**Your task**:
From the listing below, copy every line with the word "JSON".

**Task material**:
[START]

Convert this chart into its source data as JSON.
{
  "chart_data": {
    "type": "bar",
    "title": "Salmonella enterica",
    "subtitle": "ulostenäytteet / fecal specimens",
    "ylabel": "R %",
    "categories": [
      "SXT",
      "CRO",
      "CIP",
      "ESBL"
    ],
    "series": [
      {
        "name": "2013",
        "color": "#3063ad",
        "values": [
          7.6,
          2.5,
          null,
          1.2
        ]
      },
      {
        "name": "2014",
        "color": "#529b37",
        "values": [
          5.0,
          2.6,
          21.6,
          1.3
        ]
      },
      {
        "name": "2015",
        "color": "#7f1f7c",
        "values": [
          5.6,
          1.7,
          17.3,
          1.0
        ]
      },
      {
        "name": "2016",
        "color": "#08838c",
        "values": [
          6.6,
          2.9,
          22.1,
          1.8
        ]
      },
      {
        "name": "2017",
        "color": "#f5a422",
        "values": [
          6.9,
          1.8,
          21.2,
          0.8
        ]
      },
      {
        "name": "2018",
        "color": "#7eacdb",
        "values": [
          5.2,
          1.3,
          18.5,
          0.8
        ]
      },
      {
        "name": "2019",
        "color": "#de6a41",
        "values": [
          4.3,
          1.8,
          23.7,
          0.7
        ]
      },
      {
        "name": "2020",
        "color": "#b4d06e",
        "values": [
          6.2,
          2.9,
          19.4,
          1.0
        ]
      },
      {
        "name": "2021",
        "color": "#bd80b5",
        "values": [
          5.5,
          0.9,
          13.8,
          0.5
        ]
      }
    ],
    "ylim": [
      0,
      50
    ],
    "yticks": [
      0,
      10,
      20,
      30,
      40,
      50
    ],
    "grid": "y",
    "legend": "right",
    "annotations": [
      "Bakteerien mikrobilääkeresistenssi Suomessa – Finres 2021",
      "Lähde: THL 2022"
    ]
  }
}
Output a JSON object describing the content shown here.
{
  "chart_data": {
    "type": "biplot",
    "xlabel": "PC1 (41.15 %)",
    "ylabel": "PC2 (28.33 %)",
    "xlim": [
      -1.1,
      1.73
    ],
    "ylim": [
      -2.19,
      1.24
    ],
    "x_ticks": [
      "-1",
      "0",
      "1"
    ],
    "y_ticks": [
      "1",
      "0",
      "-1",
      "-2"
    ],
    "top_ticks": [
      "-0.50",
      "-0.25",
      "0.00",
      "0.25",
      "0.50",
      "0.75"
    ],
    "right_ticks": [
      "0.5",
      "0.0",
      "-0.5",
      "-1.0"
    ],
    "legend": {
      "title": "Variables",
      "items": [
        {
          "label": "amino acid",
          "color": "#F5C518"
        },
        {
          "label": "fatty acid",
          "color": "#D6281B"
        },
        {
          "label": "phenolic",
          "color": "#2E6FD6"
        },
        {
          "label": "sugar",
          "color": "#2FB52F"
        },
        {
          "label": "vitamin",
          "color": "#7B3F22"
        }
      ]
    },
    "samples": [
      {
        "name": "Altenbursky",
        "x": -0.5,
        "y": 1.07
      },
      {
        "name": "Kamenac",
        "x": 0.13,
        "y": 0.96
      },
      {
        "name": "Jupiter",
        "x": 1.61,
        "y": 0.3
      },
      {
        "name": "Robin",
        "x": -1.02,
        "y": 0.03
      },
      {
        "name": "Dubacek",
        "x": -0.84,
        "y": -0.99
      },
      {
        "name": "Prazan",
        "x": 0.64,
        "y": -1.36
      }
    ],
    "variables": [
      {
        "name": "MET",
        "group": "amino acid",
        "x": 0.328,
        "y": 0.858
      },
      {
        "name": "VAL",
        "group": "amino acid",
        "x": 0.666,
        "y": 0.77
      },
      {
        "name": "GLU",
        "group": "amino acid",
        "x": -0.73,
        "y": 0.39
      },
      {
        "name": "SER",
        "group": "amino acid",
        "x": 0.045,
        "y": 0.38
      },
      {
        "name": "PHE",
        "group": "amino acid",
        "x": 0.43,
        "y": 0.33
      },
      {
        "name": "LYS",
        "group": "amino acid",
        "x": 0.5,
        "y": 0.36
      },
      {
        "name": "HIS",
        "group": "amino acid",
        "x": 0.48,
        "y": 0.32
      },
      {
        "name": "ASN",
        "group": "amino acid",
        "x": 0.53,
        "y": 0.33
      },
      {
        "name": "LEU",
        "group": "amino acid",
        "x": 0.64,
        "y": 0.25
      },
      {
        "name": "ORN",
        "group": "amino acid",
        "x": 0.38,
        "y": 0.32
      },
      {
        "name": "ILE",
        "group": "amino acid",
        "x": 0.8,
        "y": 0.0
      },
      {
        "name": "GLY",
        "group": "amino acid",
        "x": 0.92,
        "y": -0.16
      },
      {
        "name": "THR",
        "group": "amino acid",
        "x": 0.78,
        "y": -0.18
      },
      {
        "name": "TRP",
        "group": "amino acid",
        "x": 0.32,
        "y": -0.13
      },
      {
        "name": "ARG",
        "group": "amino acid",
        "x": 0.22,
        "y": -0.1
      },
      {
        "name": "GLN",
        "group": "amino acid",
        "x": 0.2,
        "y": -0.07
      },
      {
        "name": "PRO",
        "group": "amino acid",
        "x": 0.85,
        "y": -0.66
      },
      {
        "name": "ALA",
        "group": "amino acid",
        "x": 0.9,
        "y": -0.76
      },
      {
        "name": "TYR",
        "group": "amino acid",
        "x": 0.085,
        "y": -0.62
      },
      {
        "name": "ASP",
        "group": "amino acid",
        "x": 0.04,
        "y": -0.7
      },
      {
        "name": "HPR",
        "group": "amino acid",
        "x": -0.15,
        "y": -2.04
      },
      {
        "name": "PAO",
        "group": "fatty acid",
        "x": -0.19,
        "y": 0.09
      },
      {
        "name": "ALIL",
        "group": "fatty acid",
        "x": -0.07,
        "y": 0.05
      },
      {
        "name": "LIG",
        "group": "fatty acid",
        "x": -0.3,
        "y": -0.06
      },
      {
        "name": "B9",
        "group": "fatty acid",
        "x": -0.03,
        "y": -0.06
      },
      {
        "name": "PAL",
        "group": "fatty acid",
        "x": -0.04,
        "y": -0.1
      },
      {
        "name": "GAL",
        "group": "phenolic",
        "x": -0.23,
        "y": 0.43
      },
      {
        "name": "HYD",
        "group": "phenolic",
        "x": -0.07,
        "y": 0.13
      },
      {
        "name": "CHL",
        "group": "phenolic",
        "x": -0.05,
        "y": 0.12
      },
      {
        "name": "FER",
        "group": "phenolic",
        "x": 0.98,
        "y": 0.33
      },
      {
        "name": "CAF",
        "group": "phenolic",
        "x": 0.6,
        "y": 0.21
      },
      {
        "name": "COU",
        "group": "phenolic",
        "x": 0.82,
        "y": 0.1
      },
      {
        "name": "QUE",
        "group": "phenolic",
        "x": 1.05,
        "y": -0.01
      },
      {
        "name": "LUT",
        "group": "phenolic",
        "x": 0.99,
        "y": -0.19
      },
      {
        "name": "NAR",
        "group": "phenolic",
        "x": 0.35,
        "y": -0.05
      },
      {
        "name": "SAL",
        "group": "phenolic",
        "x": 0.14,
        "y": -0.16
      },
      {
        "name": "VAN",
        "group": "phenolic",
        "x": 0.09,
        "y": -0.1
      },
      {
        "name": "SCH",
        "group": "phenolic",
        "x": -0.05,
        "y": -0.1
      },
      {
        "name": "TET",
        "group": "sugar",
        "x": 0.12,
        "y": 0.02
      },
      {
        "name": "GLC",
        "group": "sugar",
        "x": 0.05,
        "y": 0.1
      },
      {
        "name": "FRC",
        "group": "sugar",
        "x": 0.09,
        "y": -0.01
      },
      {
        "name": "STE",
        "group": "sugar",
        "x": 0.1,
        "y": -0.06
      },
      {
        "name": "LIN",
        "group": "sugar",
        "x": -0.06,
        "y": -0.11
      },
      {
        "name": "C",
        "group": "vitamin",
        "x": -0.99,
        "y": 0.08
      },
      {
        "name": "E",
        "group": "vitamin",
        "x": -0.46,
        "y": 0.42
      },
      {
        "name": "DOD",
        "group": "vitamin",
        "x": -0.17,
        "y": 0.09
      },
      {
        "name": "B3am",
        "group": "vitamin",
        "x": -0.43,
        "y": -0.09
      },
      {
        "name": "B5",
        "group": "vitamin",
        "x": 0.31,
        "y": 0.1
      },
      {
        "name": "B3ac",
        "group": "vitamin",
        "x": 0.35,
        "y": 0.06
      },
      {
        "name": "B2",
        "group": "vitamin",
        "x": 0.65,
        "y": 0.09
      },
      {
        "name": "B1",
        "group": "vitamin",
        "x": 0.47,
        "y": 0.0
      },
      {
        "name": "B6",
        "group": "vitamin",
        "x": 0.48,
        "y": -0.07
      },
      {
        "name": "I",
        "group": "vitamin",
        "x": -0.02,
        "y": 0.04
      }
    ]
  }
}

[END]

**Completed exercise**:
Convert this chart into its source data as JSON.
Output a JSON object describing the content shown here.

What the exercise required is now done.